**RECORDS**

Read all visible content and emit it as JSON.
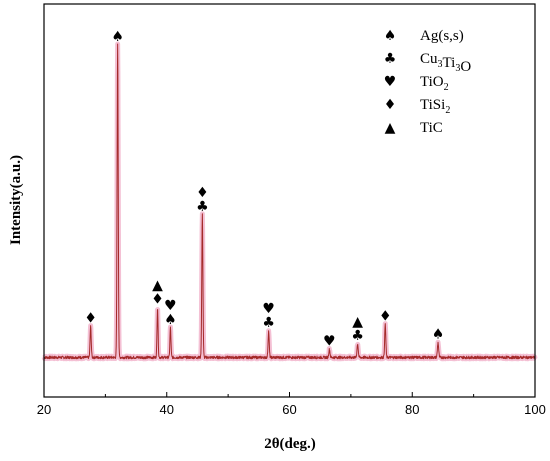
{
  "chart_data": {
    "type": "line",
    "title": "",
    "xlabel": "2θ(deg.)",
    "ylabel": "Intensity(a.u.)",
    "xlim": [
      20,
      100
    ],
    "xticks": [
      "20",
      "40",
      "60",
      "80",
      "100"
    ],
    "y_tick_labels": false,
    "line_color": "#a52a2a",
    "shadow_color": "#f4c0d4",
    "baseline": 4,
    "noise": 1.2,
    "peaks": [
      {
        "x": 27.6,
        "y": 27,
        "w": 0.13
      },
      {
        "x": 32.0,
        "y": 274,
        "w": 0.13
      },
      {
        "x": 38.5,
        "y": 44,
        "w": 0.12
      },
      {
        "x": 40.6,
        "y": 26,
        "w": 0.12
      },
      {
        "x": 45.8,
        "y": 125,
        "w": 0.13
      },
      {
        "x": 56.6,
        "y": 23,
        "w": 0.13
      },
      {
        "x": 66.5,
        "y": 7,
        "w": 0.14
      },
      {
        "x": 71.1,
        "y": 12,
        "w": 0.14
      },
      {
        "x": 75.6,
        "y": 29,
        "w": 0.13
      },
      {
        "x": 84.2,
        "y": 13,
        "w": 0.14
      }
    ],
    "legend": {
      "position": "top-right",
      "entries": [
        {
          "symbol": "spade",
          "label": "Ag(s,s)"
        },
        {
          "symbol": "club",
          "label": "Cu",
          "sub1": "3",
          "mid": "Ti",
          "sub2": "3",
          "tail": "O"
        },
        {
          "symbol": "heart",
          "label": "TiO",
          "sub1": "2"
        },
        {
          "symbol": "diamond",
          "label": "TiSi",
          "sub1": "2"
        },
        {
          "symbol": "triangle",
          "label": "TiC"
        }
      ]
    },
    "annotations": [
      {
        "x": 27.6,
        "symbols": [
          "diamond"
        ]
      },
      {
        "x": 32.0,
        "symbols": [
          "spade"
        ]
      },
      {
        "x": 38.5,
        "symbols": [
          "diamond",
          "triangle"
        ]
      },
      {
        "x": 40.6,
        "symbols": [
          "spade",
          "heart"
        ]
      },
      {
        "x": 45.8,
        "symbols": [
          "club",
          "diamond"
        ]
      },
      {
        "x": 56.6,
        "symbols": [
          "club",
          "heart"
        ]
      },
      {
        "x": 66.5,
        "symbols": [
          "heart"
        ]
      },
      {
        "x": 71.1,
        "symbols": [
          "club",
          "triangle"
        ]
      },
      {
        "x": 75.6,
        "symbols": [
          "diamond"
        ]
      },
      {
        "x": 84.2,
        "symbols": [
          "spade"
        ]
      }
    ]
  },
  "symbols": {
    "spade": "♠",
    "club": "♣",
    "heart": "♥",
    "diamond": "♦",
    "triangle": "▲"
  }
}
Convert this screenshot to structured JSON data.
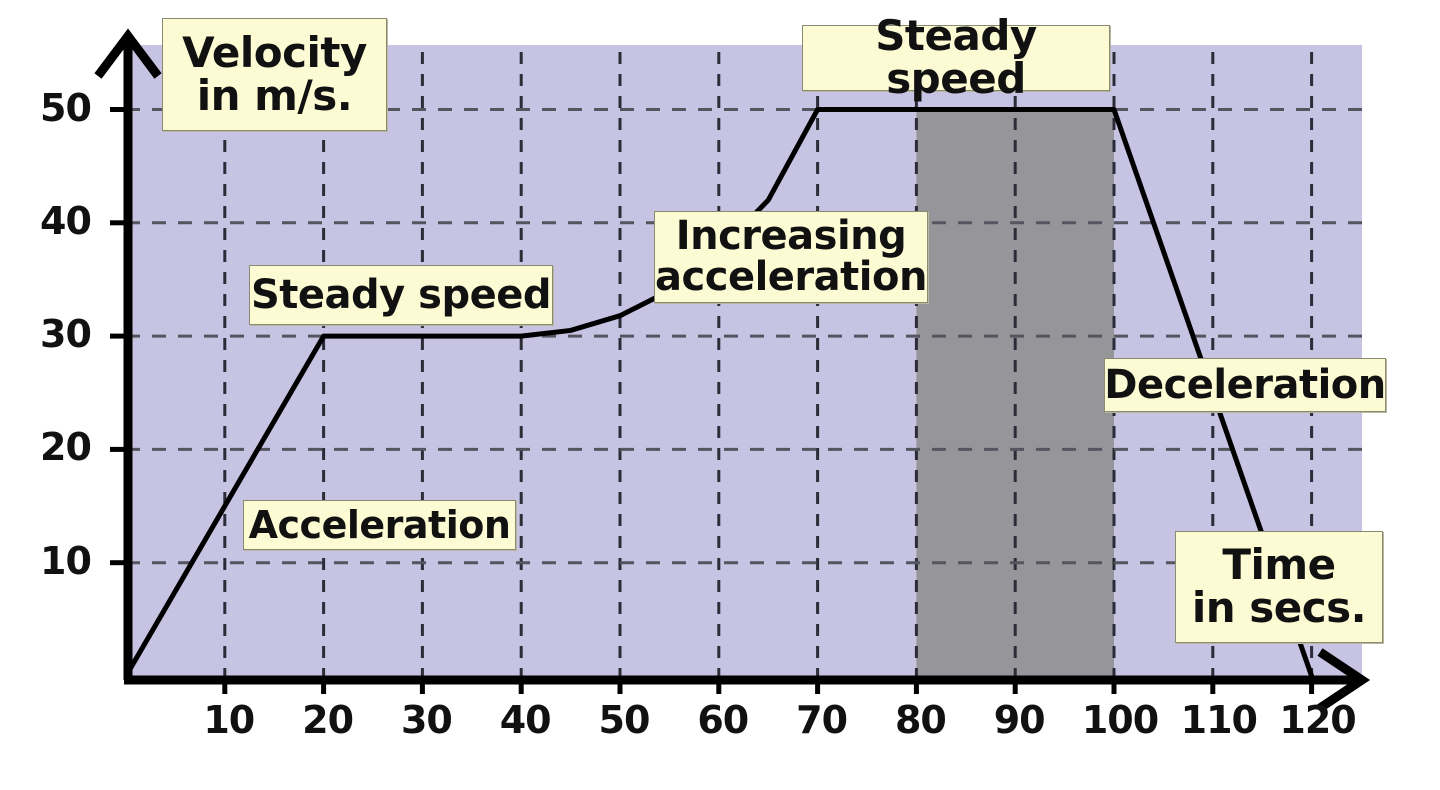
{
  "chart_data": {
    "type": "line",
    "title": "",
    "xlabel": "Time in secs.",
    "ylabel": "Velocity in m/s.",
    "xlim": [
      0,
      125
    ],
    "ylim": [
      0,
      55
    ],
    "grid": true,
    "grid_style": "dashed",
    "x_ticks": [
      10,
      20,
      30,
      40,
      50,
      60,
      70,
      80,
      90,
      100,
      110,
      120
    ],
    "y_ticks": [
      10,
      20,
      30,
      40,
      50
    ],
    "series": [
      {
        "name": "Velocity",
        "points": [
          {
            "x": 0,
            "y": 0
          },
          {
            "x": 20,
            "y": 30
          },
          {
            "x": 40,
            "y": 30
          },
          {
            "x": 45,
            "y": 30.5
          },
          {
            "x": 50,
            "y": 31.8
          },
          {
            "x": 55,
            "y": 34
          },
          {
            "x": 60,
            "y": 37.5
          },
          {
            "x": 65,
            "y": 42
          },
          {
            "x": 70,
            "y": 50
          },
          {
            "x": 100,
            "y": 50
          },
          {
            "x": 120,
            "y": 0
          }
        ]
      }
    ],
    "shaded_region": {
      "x_start": 80,
      "x_end": 100,
      "y_top": 50,
      "color": "#96969a"
    },
    "annotations": [
      {
        "text": "Acceleration",
        "x_range": [
          0,
          20
        ]
      },
      {
        "text": "Steady speed",
        "x_range": [
          20,
          40
        ],
        "y": 30
      },
      {
        "text": "Increasing acceleration",
        "x_range": [
          40,
          70
        ]
      },
      {
        "text": "Steady speed",
        "x_range": [
          70,
          100
        ],
        "y": 50
      },
      {
        "text": "Deceleration",
        "x_range": [
          100,
          120
        ]
      }
    ],
    "colors": {
      "plot_background": "#c7c3e2",
      "shaded_region": "#96969a",
      "label_box": "#fdfbd3",
      "line": "#000000",
      "grid": "#4a4a55"
    }
  },
  "labels": {
    "y_axis_line1": "Velocity",
    "y_axis_line2": "in m/s.",
    "x_axis_line1": "Time",
    "x_axis_line2": "in secs.",
    "steady_speed_1": "Steady speed",
    "steady_speed_2": "Steady speed",
    "acceleration": "Acceleration",
    "increasing_line1": "Increasing",
    "increasing_line2": "acceleration",
    "deceleration": "Deceleration"
  },
  "x_tick_labels": [
    "10",
    "20",
    "30",
    "40",
    "50",
    "60",
    "70",
    "80",
    "90",
    "100",
    "110",
    "120"
  ],
  "y_tick_labels": [
    "10",
    "20",
    "30",
    "40",
    "50"
  ]
}
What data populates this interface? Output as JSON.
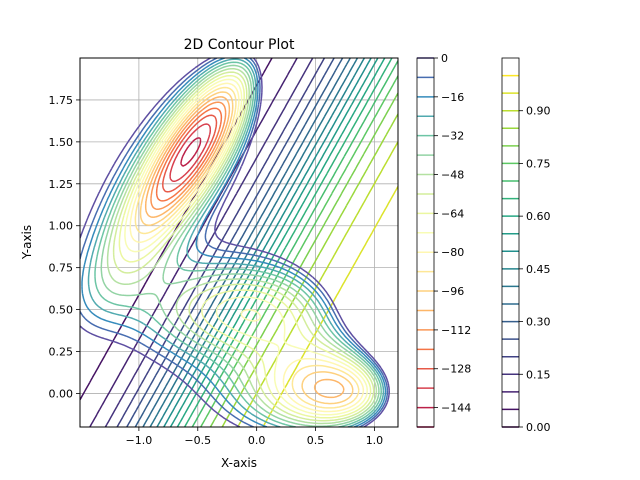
{
  "chart_data": {
    "type": "contour",
    "title": "2D Contour Plot",
    "xlabel": "X-axis",
    "ylabel": "Y-axis",
    "xlim": [
      -1.5,
      1.2
    ],
    "ylim": [
      -0.2,
      2.0
    ],
    "x_ticks": [
      -1.0,
      -0.5,
      0.0,
      0.5,
      1.0
    ],
    "x_tick_labels": [
      "−1.0",
      "−0.5",
      "0.0",
      "0.5",
      "1.0"
    ],
    "y_ticks": [
      0.0,
      0.25,
      0.5,
      0.75,
      1.0,
      1.25,
      1.5,
      1.75
    ],
    "y_tick_labels": [
      "0.00",
      "0.25",
      "0.50",
      "0.75",
      "1.00",
      "1.25",
      "1.50",
      "1.75"
    ],
    "grid": true,
    "series": [
      {
        "colormap": "Spectral_r",
        "function": "Muller-Brown potential",
        "value_range": [
          -152,
          0
        ],
        "levels": [
          -152,
          -144,
          -136,
          -128,
          -120,
          -112,
          -104,
          -96,
          -88,
          -80,
          -72,
          -64,
          -56,
          -48,
          -40,
          -32,
          -24,
          -16,
          -8,
          0
        ],
        "minima": [
          {
            "x": -0.56,
            "y": 1.44,
            "value": -146.7
          },
          {
            "x": 0.62,
            "y": 0.03,
            "value": -108.2
          },
          {
            "x": -0.05,
            "y": 0.47,
            "value": -80.8
          }
        ]
      },
      {
        "colormap": "viridis",
        "function": "sigmoid",
        "value_range": [
          0.0,
          1.0
        ],
        "levels": [
          0.0,
          0.05,
          0.1,
          0.15,
          0.2,
          0.25,
          0.3,
          0.35,
          0.4,
          0.45,
          0.5,
          0.55,
          0.6,
          0.65,
          0.7,
          0.75,
          0.8,
          0.85,
          0.9,
          0.95,
          1.0
        ]
      }
    ],
    "colorbars": [
      {
        "name": "colorbar-1",
        "range": [
          -152,
          0
        ],
        "tick_values": [
          0,
          -16,
          -32,
          -48,
          -64,
          -80,
          -96,
          -112,
          -128,
          -144
        ],
        "tick_labels": [
          "0",
          "−16",
          "−32",
          "−48",
          "−64",
          "−80",
          "−96",
          "−112",
          "−128",
          "−144"
        ]
      },
      {
        "name": "colorbar-2",
        "range": [
          0.0,
          1.05
        ],
        "tick_values": [
          0.0,
          0.15,
          0.3,
          0.45,
          0.6,
          0.75,
          0.9
        ],
        "tick_labels": [
          "0.00",
          "0.15",
          "0.30",
          "0.45",
          "0.60",
          "0.75",
          "0.90"
        ]
      }
    ]
  }
}
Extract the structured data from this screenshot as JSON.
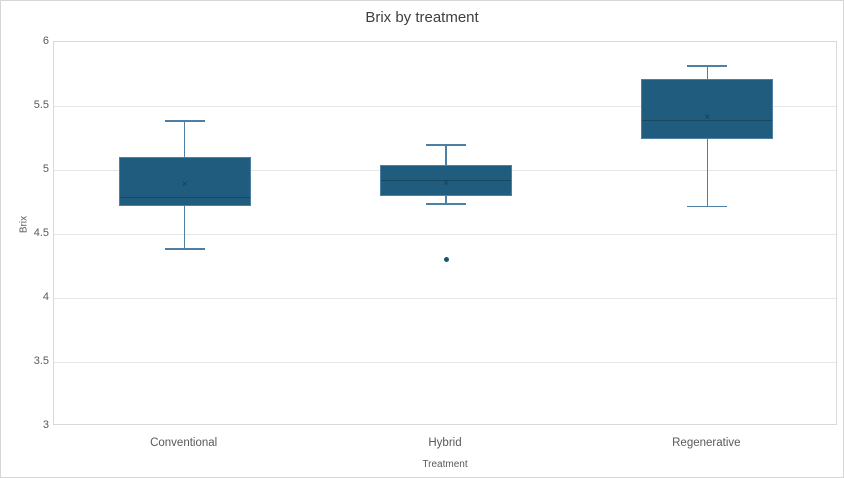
{
  "title": "Brix by treatment",
  "colors": {
    "box_fill": "#1f5c7d",
    "box_border": "#4e80a6",
    "whisker": "#4e80a6",
    "median_line": "#174a60",
    "mean_marker": "#163e52",
    "outlier": "#1a566f",
    "gridline": "#e7e7e7",
    "plot_border": "#d9d9d9",
    "title_text": "#3f3f3f",
    "axis_text": "#595959",
    "background": "#ffffff"
  },
  "chart_data": {
    "type": "boxplot",
    "title": "Brix by treatment",
    "xlabel": "Treatment",
    "ylabel": "Brix",
    "ylim": [
      3,
      6
    ],
    "ytick_step": 0.5,
    "ytick_labels": [
      "3",
      "3.5",
      "4",
      "4.5",
      "5",
      "5.5",
      "6"
    ],
    "grid": true,
    "legend": false,
    "categories": [
      "Conventional",
      "Hybrid",
      "Regenerative"
    ],
    "series": [
      {
        "category": "Conventional",
        "min": 4.39,
        "q1": 4.72,
        "median": 4.79,
        "mean": 4.88,
        "q3": 5.1,
        "max": 5.39,
        "outliers": []
      },
      {
        "category": "Hybrid",
        "min": 4.74,
        "q1": 4.8,
        "median": 4.92,
        "mean": 4.89,
        "q3": 5.04,
        "max": 5.2,
        "outliers": [
          4.3
        ]
      },
      {
        "category": "Regenerative",
        "min": 4.72,
        "q1": 5.24,
        "median": 5.39,
        "mean": 5.41,
        "q3": 5.71,
        "max": 5.82,
        "outliers": []
      }
    ],
    "mean_marker_glyph": "×"
  }
}
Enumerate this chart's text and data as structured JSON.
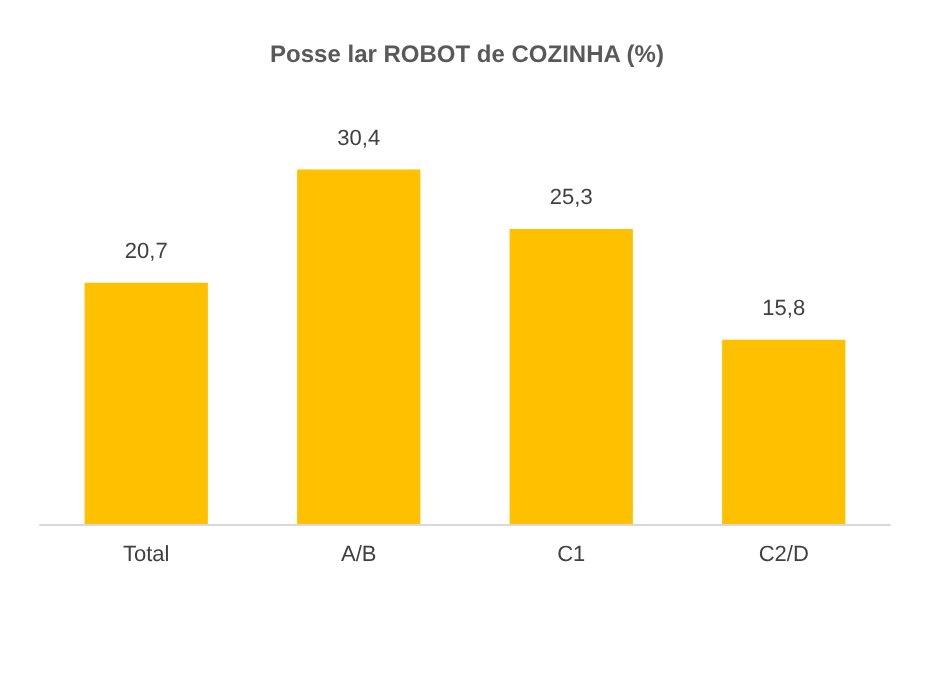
{
  "chart_data": {
    "type": "bar",
    "title": "Posse lar ROBOT de COZINHA (%)",
    "categories": [
      "Total",
      "A/B",
      "C1",
      "C2/D"
    ],
    "values": [
      20.7,
      30.4,
      25.3,
      15.8
    ],
    "color": "#ffc000",
    "value_labels": [
      "20,7",
      "30,4",
      "25,3",
      "15,8"
    ]
  }
}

**WHAT THE EXERCISE ASKS**
Write out only the lines from the line containing "Enumerate this chart's" through the end of the material above, both end lines included. Pictures are not written out.

**PROBLEM SOLUTION**
Enumerate this chart's text and data as structured JSON.
{
  "chart_data": {
    "type": "bar",
    "title": "Posse lar ROBOT de COZINHA (%)",
    "categories": [
      "Total",
      "A/B",
      "C1",
      "C2/D"
    ],
    "values": [
      20.7,
      30.4,
      25.3,
      15.8
    ],
    "color": "#ffc000",
    "value_labels": [
      "20,7",
      "30,4",
      "25,3",
      "15,8"
    ]
  }
}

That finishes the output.